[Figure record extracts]
◆ ◆ ◆ ◆ ◆ ◆ ◆

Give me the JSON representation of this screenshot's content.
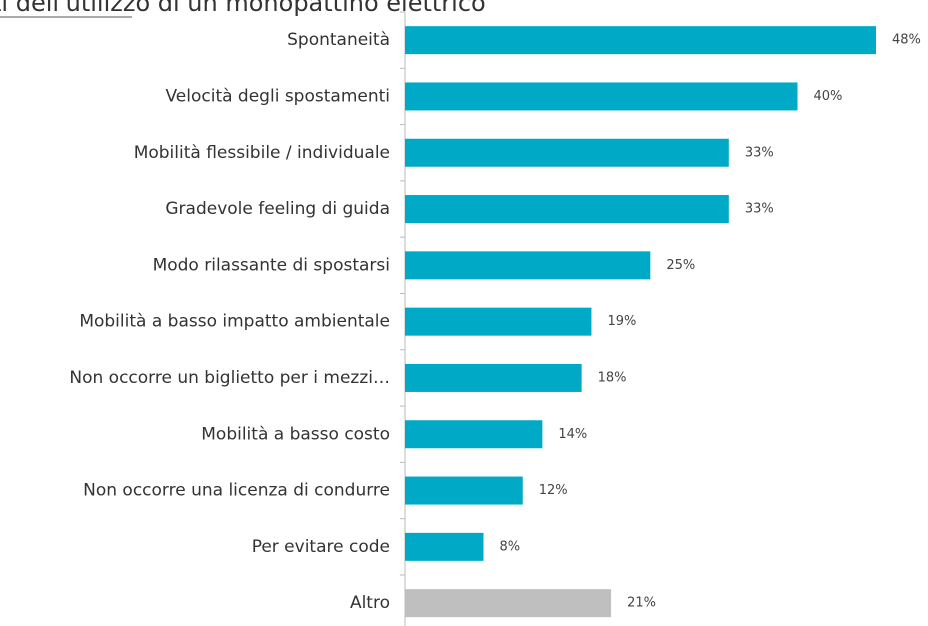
{
  "chart_data": {
    "type": "bar",
    "orientation": "horizontal",
    "title": "ti dell'utilizzo di un monopattino elettrico",
    "categories": [
      "Spontaneità",
      "Velocità degli spostamenti",
      "Mobilità flessibile / individuale",
      "Gradevole feeling di guida",
      "Modo rilassante di spostarsi",
      "Mobilità a basso impatto ambientale",
      "Non occorre un biglietto per i mezzi…",
      "Mobilità a basso costo",
      "Non occorre una licenza di condurre",
      "Per evitare code",
      "Altro"
    ],
    "values": [
      48,
      40,
      33,
      33,
      25,
      19,
      18,
      14,
      12,
      8,
      21
    ],
    "value_labels": [
      "48%",
      "40%",
      "33%",
      "33%",
      "25%",
      "19%",
      "18%",
      "14%",
      "12%",
      "8%",
      "21%"
    ],
    "colors": [
      "#00a9c5",
      "#00a9c5",
      "#00a9c5",
      "#00a9c5",
      "#00a9c5",
      "#00a9c5",
      "#00a9c5",
      "#00a9c5",
      "#00a9c5",
      "#00a9c5",
      "#bfbfbf"
    ]
  }
}
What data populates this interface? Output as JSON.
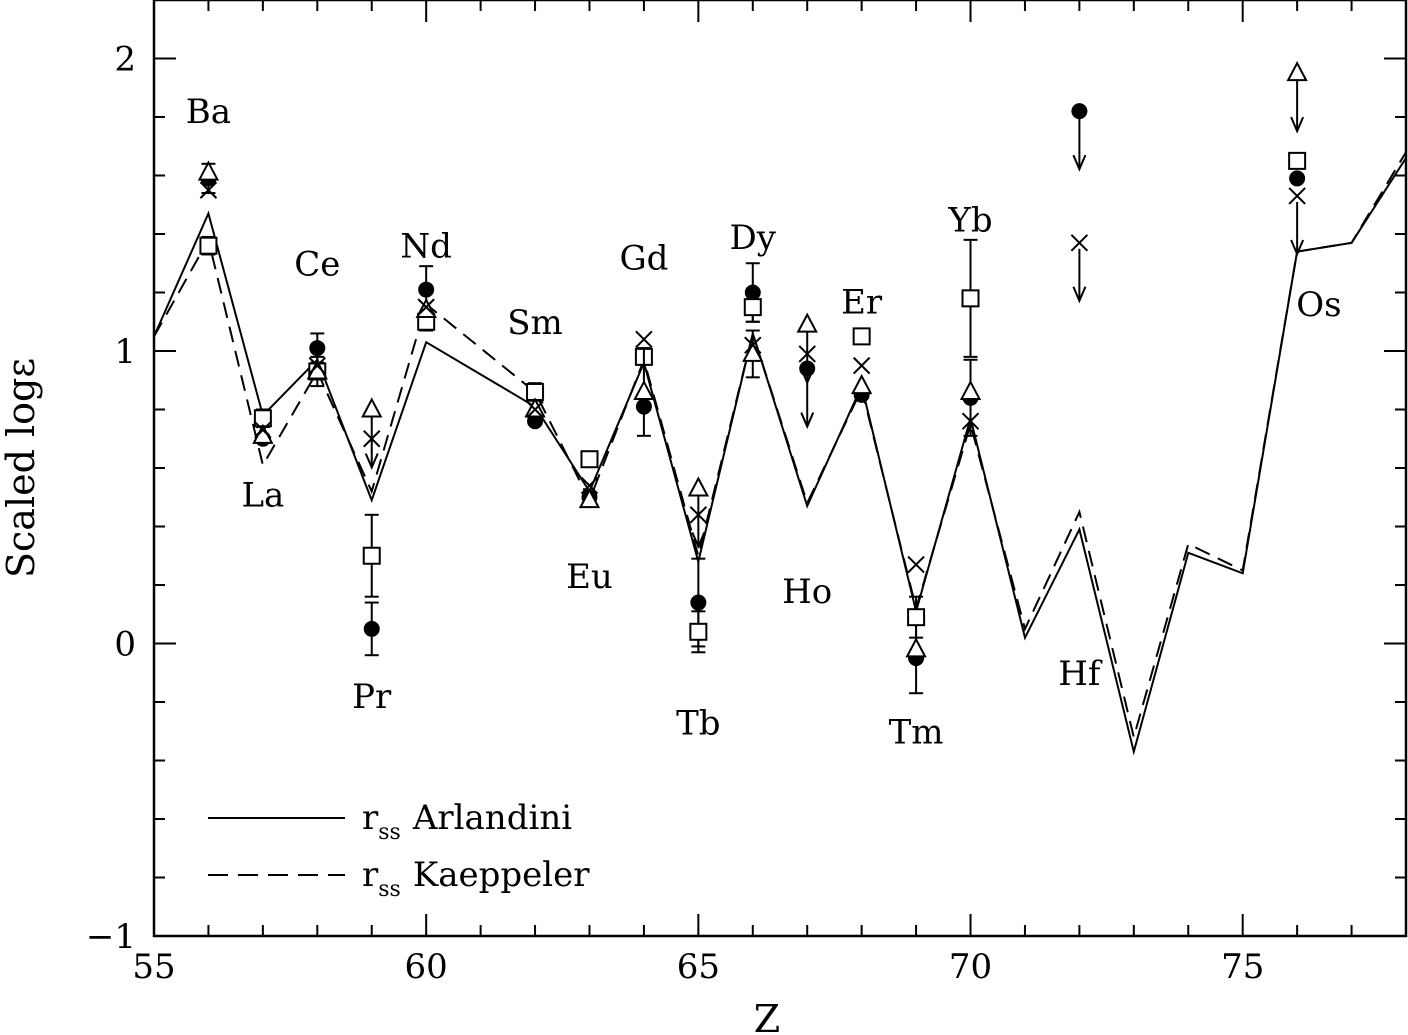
{
  "chart_data": {
    "type": "line",
    "title": "",
    "xlabel": "Z",
    "ylabel": "Scaled logε",
    "xlim": [
      55,
      78
    ],
    "ylim": [
      -1,
      2.2
    ],
    "x_ticks": [
      55,
      60,
      65,
      70,
      75
    ],
    "y_ticks": [
      -1,
      0,
      1,
      2
    ],
    "x_tick_labels": [
      "55",
      "60",
      "65",
      "70",
      "75"
    ],
    "y_tick_labels": [
      "−1",
      "0",
      "1",
      "2"
    ],
    "grid": false,
    "legend": {
      "position": "bottom-left",
      "entries": [
        {
          "main": "r",
          "sub": "ss",
          "text": "Arlandini",
          "style": "solid"
        },
        {
          "main": "r",
          "sub": "ss",
          "text": "Kaeppeler",
          "style": "dashed"
        }
      ]
    },
    "lines": [
      {
        "name": "r_ss Arlandini",
        "style": "solid",
        "x": [
          55,
          56,
          57,
          58,
          59,
          60,
          62,
          63,
          64,
          65,
          66,
          67,
          68,
          69,
          70,
          71,
          72,
          73,
          74,
          75,
          76,
          77,
          78
        ],
        "y": [
          1.05,
          1.47,
          0.78,
          0.97,
          0.49,
          1.03,
          0.81,
          0.52,
          0.96,
          0.28,
          1.06,
          0.47,
          0.88,
          0.11,
          0.77,
          0.02,
          0.39,
          -0.37,
          0.31,
          0.24,
          1.34,
          1.37,
          1.66
        ]
      },
      {
        "name": "r_ss Kaeppeler",
        "style": "dashed",
        "x": [
          55,
          56,
          57,
          58,
          59,
          60,
          62,
          63,
          64,
          65,
          66,
          67,
          68,
          69,
          70,
          71,
          72,
          73,
          74,
          75,
          76,
          77,
          78
        ],
        "y": [
          1.05,
          1.38,
          0.61,
          0.93,
          0.52,
          1.16,
          0.86,
          0.49,
          0.97,
          0.3,
          1.06,
          0.48,
          0.87,
          0.12,
          0.75,
          0.05,
          0.45,
          -0.32,
          0.34,
          0.25,
          1.34,
          1.37,
          1.68
        ]
      }
    ],
    "points": {
      "filled_circle": [
        {
          "x": 56,
          "y": 1.59,
          "err": 0.05
        },
        {
          "x": 57,
          "y": 0.7
        },
        {
          "x": 58,
          "y": 1.01,
          "err": 0.05
        },
        {
          "x": 59,
          "y": 0.05,
          "err": 0.09
        },
        {
          "x": 60,
          "y": 1.21,
          "err": 0.08
        },
        {
          "x": 62,
          "y": 0.76
        },
        {
          "x": 63,
          "y": 0.5
        },
        {
          "x": 64,
          "y": 0.81
        },
        {
          "x": 65,
          "y": 0.14,
          "err": 0.15
        },
        {
          "x": 66,
          "y": 1.2,
          "err": 0.1
        },
        {
          "x": 67,
          "y": 0.94,
          "upper_limit": true
        },
        {
          "x": 68,
          "y": 0.85
        },
        {
          "x": 69,
          "y": -0.05,
          "err": 0.12
        },
        {
          "x": 70,
          "y": 0.84,
          "err": 0.13
        },
        {
          "x": 72,
          "y": 1.82,
          "upper_limit": true
        },
        {
          "x": 76,
          "y": 1.59
        }
      ],
      "open_square": [
        {
          "x": 56,
          "y": 1.36,
          "err": 0.03
        },
        {
          "x": 57,
          "y": 0.77,
          "err": 0.03
        },
        {
          "x": 58,
          "y": 0.93,
          "err": 0.05
        },
        {
          "x": 59,
          "y": 0.3,
          "err": 0.14
        },
        {
          "x": 60,
          "y": 1.1,
          "err": 0.03
        },
        {
          "x": 62,
          "y": 0.86,
          "err": 0.03
        },
        {
          "x": 63,
          "y": 0.63,
          "err": 0.02
        },
        {
          "x": 64,
          "y": 0.98,
          "err": 0.02
        },
        {
          "x": 65,
          "y": 0.04,
          "err": 0.07
        },
        {
          "x": 66,
          "y": 1.15,
          "err": 0.05
        },
        {
          "x": 68,
          "y": 1.05,
          "err": 0.02
        },
        {
          "x": 69,
          "y": 0.09,
          "err": 0.07
        },
        {
          "x": 70,
          "y": 1.18,
          "err": 0.2
        },
        {
          "x": 76,
          "y": 1.65
        }
      ],
      "open_triangle": [
        {
          "x": 56,
          "y": 1.61
        },
        {
          "x": 57,
          "y": 0.71
        },
        {
          "x": 58,
          "y": 0.93
        },
        {
          "x": 59,
          "y": 0.8,
          "upper_limit": true
        },
        {
          "x": 60,
          "y": 1.14
        },
        {
          "x": 62,
          "y": 0.8
        },
        {
          "x": 63,
          "y": 0.49
        },
        {
          "x": 64,
          "y": 0.86,
          "err": 0.15
        },
        {
          "x": 65,
          "y": 0.53,
          "upper_limit": true
        },
        {
          "x": 66,
          "y": 0.99,
          "err": 0.08
        },
        {
          "x": 67,
          "y": 1.09,
          "upper_limit": true
        },
        {
          "x": 68,
          "y": 0.88
        },
        {
          "x": 69,
          "y": -0.02
        },
        {
          "x": 70,
          "y": 0.86
        },
        {
          "x": 76,
          "y": 1.95,
          "upper_limit": true
        }
      ],
      "cross": [
        {
          "x": 56,
          "y": 1.55
        },
        {
          "x": 57,
          "y": 0.73
        },
        {
          "x": 58,
          "y": 0.95
        },
        {
          "x": 59,
          "y": 0.7
        },
        {
          "x": 60,
          "y": 1.15
        },
        {
          "x": 62,
          "y": 0.8
        },
        {
          "x": 63,
          "y": 0.54
        },
        {
          "x": 64,
          "y": 1.04
        },
        {
          "x": 65,
          "y": 0.44
        },
        {
          "x": 66,
          "y": 1.02
        },
        {
          "x": 67,
          "y": 0.99
        },
        {
          "x": 68,
          "y": 0.95
        },
        {
          "x": 69,
          "y": 0.27
        },
        {
          "x": 70,
          "y": 0.76
        },
        {
          "x": 72,
          "y": 1.37,
          "upper_limit": true
        },
        {
          "x": 76,
          "y": 1.53,
          "upper_limit": true
        }
      ]
    },
    "element_labels": [
      {
        "text": "Ba",
        "x": 56,
        "y": 1.82
      },
      {
        "text": "La",
        "x": 57,
        "y": 0.51
      },
      {
        "text": "Ce",
        "x": 58,
        "y": 1.3
      },
      {
        "text": "Pr",
        "x": 59,
        "y": -0.18
      },
      {
        "text": "Nd",
        "x": 60,
        "y": 1.36
      },
      {
        "text": "Sm",
        "x": 62,
        "y": 1.1
      },
      {
        "text": "Eu",
        "x": 63,
        "y": 0.23
      },
      {
        "text": "Gd",
        "x": 64,
        "y": 1.32
      },
      {
        "text": "Tb",
        "x": 65,
        "y": -0.27
      },
      {
        "text": "Dy",
        "x": 66,
        "y": 1.39
      },
      {
        "text": "Ho",
        "x": 67,
        "y": 0.18
      },
      {
        "text": "Er",
        "x": 68,
        "y": 1.17
      },
      {
        "text": "Tm",
        "x": 69,
        "y": -0.3
      },
      {
        "text": "Yb",
        "x": 70,
        "y": 1.45
      },
      {
        "text": "Hf",
        "x": 72,
        "y": -0.1
      },
      {
        "text": "Os",
        "x": 76.4,
        "y": 1.16
      }
    ]
  }
}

◆ ◆ ◆ ◆ ◆ ◆ ◆

- _TO BE DONE_
Return only the number of lines in the entries that contain the string "name".

- _RESPONSE TO THE EXERCISE_
2